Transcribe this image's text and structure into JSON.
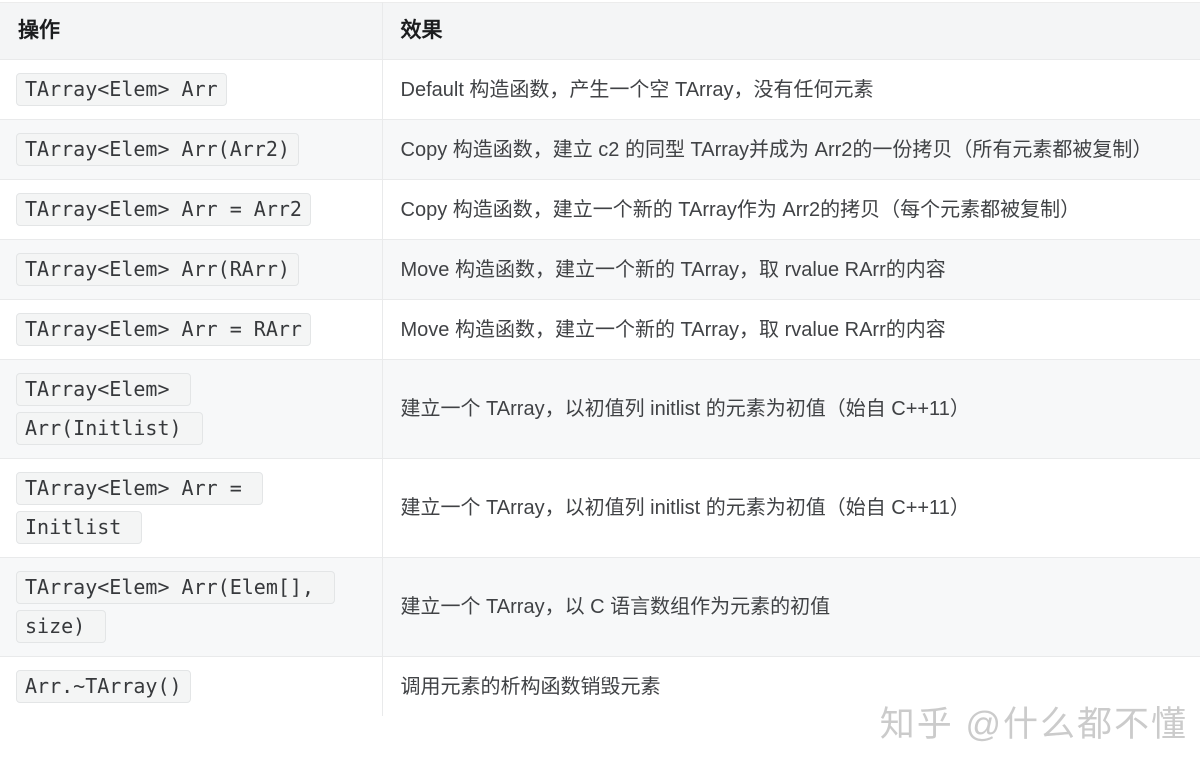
{
  "colors": {
    "header_bg": "#f4f5f6",
    "stripe_bg": "#f7f8f9",
    "border": "#e9eaeb",
    "chip_bg": "#f4f5f5",
    "chip_border": "#e3e5e6",
    "header_text": "#1b1c1e",
    "body_text": "#404245",
    "code_text": "#37393c",
    "watermark_text": "#cbcbcb"
  },
  "table": {
    "columns": [
      "操作",
      "效果"
    ],
    "rows": [
      {
        "code_lines": [
          "TArray<Elem> Arr"
        ],
        "effect": "Default 构造函数，产生一个空 TArray，没有任何元素"
      },
      {
        "code_lines": [
          "TArray<Elem> Arr(Arr2)"
        ],
        "effect": "Copy 构造函数，建立 c2 的同型 TArray并成为 Arr2的一份拷贝（所有元素都被复制）"
      },
      {
        "code_lines": [
          "TArray<Elem> Arr = Arr2"
        ],
        "effect": "Copy 构造函数，建立一个新的 TArray作为 Arr2的拷贝（每个元素都被复制）"
      },
      {
        "code_lines": [
          "TArray<Elem> Arr(RArr)"
        ],
        "effect": "Move 构造函数，建立一个新的 TArray，取 rvalue RArr的内容"
      },
      {
        "code_lines": [
          "TArray<Elem> Arr = RArr"
        ],
        "effect": "Move 构造函数，建立一个新的 TArray，取 rvalue RArr的内容"
      },
      {
        "code_lines": [
          "TArray<Elem> ",
          "Arr(Initlist) "
        ],
        "effect": "建立一个 TArray，以初值列 initlist 的元素为初值（始自 C++11）"
      },
      {
        "code_lines": [
          "TArray<Elem> Arr = ",
          "Initlist "
        ],
        "effect": "建立一个 TArray，以初值列 initlist 的元素为初值（始自 C++11）"
      },
      {
        "code_lines": [
          "TArray<Elem> Arr(Elem[], ",
          "size) "
        ],
        "effect": "建立一个 TArray，以 C 语言数组作为元素的初值"
      },
      {
        "code_lines": [
          "Arr.~TArray()"
        ],
        "effect": "调用元素的析构函数销毁元素"
      }
    ]
  },
  "watermark": {
    "text": "知乎 @什么都不懂"
  }
}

| TASK GOAL |
How many lines in the records above contain the word "Copy"? Give only the number.

| SOLUTION FOR THIS TASK |
2